— SET TASK —
Scan the data beneath this task and copy each line that includes "JSON".

— EXERCISE MATERIAL —
----
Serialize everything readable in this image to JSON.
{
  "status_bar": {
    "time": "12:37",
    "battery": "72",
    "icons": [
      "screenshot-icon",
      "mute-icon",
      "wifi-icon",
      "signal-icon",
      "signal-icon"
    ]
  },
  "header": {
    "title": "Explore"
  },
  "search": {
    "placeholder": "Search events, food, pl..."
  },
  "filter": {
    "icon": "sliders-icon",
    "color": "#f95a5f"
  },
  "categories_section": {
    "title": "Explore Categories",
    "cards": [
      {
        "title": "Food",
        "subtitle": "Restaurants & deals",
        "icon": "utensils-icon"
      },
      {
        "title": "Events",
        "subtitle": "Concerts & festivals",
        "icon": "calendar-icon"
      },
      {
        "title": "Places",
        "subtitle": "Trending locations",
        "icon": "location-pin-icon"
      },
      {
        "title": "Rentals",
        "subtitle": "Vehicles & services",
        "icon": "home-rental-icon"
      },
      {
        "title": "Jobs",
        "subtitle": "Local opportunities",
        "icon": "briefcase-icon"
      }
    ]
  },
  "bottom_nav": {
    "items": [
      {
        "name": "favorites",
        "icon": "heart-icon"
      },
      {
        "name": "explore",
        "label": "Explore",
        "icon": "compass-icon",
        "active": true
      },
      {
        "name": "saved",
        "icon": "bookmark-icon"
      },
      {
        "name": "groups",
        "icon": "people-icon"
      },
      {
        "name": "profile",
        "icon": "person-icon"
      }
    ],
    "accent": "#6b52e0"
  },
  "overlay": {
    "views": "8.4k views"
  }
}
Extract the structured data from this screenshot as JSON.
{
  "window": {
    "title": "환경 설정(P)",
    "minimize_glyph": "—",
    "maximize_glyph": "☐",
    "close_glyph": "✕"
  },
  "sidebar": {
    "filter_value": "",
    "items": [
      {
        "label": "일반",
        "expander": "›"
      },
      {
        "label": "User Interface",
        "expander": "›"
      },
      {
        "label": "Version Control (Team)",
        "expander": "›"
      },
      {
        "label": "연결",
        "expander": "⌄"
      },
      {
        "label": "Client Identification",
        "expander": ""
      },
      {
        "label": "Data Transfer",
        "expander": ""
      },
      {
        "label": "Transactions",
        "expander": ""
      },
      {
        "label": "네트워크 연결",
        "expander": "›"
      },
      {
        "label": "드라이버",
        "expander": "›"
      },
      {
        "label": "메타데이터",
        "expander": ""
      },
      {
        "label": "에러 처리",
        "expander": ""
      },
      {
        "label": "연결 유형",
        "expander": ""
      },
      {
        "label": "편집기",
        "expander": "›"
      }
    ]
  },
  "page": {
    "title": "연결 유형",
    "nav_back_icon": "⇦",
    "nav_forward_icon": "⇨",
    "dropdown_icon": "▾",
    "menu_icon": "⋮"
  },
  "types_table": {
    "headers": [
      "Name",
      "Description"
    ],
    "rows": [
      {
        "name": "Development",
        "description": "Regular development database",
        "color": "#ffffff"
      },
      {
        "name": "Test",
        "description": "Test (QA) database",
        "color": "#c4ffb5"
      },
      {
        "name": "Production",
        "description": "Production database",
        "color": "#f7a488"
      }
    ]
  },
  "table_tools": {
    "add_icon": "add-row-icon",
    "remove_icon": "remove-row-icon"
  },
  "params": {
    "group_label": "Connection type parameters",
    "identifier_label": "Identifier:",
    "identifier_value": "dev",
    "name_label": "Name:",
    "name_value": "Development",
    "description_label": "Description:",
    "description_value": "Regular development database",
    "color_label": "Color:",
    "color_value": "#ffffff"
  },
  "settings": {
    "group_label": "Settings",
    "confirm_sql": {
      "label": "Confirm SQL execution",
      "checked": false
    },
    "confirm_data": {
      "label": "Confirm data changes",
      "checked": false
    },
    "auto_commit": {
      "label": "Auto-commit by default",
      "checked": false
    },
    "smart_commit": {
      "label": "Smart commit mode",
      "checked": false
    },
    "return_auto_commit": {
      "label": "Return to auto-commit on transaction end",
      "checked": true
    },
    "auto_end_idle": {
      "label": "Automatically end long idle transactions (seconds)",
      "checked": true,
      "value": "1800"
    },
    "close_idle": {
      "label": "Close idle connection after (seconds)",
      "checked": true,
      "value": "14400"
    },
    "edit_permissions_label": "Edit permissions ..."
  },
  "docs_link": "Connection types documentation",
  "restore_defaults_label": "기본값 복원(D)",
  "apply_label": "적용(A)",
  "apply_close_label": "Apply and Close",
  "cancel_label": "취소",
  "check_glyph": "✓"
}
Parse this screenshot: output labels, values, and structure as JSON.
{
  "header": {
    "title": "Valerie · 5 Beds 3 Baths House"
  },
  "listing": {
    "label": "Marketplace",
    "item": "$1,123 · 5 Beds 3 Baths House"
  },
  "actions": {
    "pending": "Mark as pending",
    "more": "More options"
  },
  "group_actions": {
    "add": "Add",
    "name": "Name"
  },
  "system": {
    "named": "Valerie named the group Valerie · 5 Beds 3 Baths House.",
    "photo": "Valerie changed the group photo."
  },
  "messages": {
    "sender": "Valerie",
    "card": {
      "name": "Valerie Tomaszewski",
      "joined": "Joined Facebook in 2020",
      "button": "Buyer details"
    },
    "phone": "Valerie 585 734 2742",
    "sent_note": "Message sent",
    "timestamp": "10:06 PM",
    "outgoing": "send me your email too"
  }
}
----
— RESULT —
Serialize everything readable in this image to JSON.
Extract the structured data from this screenshot as JSON.
Parse this screenshot: output labels, values, and structure as JSON.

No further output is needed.